Set problem. Reproduce the data that follows in its entirety, character for character.
*** Record excerpts ***
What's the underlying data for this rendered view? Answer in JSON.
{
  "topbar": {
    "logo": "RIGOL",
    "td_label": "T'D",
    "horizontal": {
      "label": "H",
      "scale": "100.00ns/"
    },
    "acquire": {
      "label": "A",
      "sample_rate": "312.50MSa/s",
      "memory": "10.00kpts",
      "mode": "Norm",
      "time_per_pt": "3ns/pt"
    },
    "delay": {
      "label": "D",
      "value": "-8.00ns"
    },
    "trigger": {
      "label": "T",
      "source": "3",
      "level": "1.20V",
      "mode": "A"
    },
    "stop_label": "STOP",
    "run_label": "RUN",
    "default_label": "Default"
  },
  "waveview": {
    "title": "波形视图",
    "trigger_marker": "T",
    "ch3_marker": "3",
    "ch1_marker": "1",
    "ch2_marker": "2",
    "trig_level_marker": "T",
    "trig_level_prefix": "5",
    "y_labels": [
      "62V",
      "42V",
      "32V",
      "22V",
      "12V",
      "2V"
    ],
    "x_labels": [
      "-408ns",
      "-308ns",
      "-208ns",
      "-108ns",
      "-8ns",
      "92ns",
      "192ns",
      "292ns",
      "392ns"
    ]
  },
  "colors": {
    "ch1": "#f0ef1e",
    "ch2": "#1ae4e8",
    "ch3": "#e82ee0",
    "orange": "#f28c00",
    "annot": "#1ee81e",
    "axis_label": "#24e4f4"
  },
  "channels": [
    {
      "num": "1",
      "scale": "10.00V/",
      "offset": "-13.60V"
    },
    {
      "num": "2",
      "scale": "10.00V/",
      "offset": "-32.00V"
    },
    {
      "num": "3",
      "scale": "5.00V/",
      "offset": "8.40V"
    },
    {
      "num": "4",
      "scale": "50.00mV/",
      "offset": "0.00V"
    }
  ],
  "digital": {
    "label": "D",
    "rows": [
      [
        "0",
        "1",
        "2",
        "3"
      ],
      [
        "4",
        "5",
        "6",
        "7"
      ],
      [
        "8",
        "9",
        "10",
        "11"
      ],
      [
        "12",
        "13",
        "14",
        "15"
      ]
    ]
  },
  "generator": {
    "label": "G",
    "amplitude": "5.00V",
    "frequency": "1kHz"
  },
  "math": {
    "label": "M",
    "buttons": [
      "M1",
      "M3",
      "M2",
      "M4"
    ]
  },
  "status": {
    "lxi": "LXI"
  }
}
***
Final result.
What's the underlying data for this rendered view? Answer in JSON.
{
  "topbar": {
    "logo": "RIGOL",
    "td_label": "T'D",
    "horizontal": {
      "label": "H",
      "scale": "100.00ns/"
    },
    "acquire": {
      "label": "A",
      "sample_rate": "312.50MSa/s",
      "memory": "10.00kpts",
      "mode": "Norm",
      "time_per_pt": "3ns/pt"
    },
    "delay": {
      "label": "D",
      "value": "-8.00ns"
    },
    "trigger": {
      "label": "T",
      "source": "3",
      "level": "1.20V",
      "mode": "A"
    },
    "stop_label": "STOP",
    "run_label": "RUN",
    "default_label": "Default"
  },
  "waveview": {
    "title": "波形视图",
    "trigger_marker": "T",
    "ch3_marker": "3",
    "ch1_marker": "1",
    "ch2_marker": "2",
    "trig_level_marker": "T",
    "trig_level_prefix": "5",
    "y_labels": [
      "62V",
      "42V",
      "32V",
      "22V",
      "12V",
      "2V"
    ],
    "x_labels": [
      "-408ns",
      "-308ns",
      "-208ns",
      "-108ns",
      "-8ns",
      "92ns",
      "192ns",
      "292ns",
      "392ns"
    ]
  },
  "colors": {
    "ch1": "#f0ef1e",
    "ch2": "#1ae4e8",
    "ch3": "#e82ee0",
    "orange": "#f28c00",
    "annot": "#1ee81e",
    "axis_label": "#24e4f4"
  },
  "channels": [
    {
      "num": "1",
      "scale": "10.00V/",
      "offset": "-13.60V"
    },
    {
      "num": "2",
      "scale": "10.00V/",
      "offset": "-32.00V"
    },
    {
      "num": "3",
      "scale": "5.00V/",
      "offset": "8.40V"
    },
    {
      "num": "4",
      "scale": "50.00mV/",
      "offset": "0.00V"
    }
  ],
  "digital": {
    "label": "D",
    "rows": [
      [
        "0",
        "1",
        "2",
        "3"
      ],
      [
        "4",
        "5",
        "6",
        "7"
      ],
      [
        "8",
        "9",
        "10",
        "11"
      ],
      [
        "12",
        "13",
        "14",
        "15"
      ]
    ]
  },
  "generator": {
    "label": "G",
    "amplitude": "5.00V",
    "frequency": "1kHz"
  },
  "math": {
    "label": "M",
    "buttons": [
      "M1",
      "M3",
      "M2",
      "M4"
    ]
  },
  "status": {
    "lxi": "LXI"
  }
}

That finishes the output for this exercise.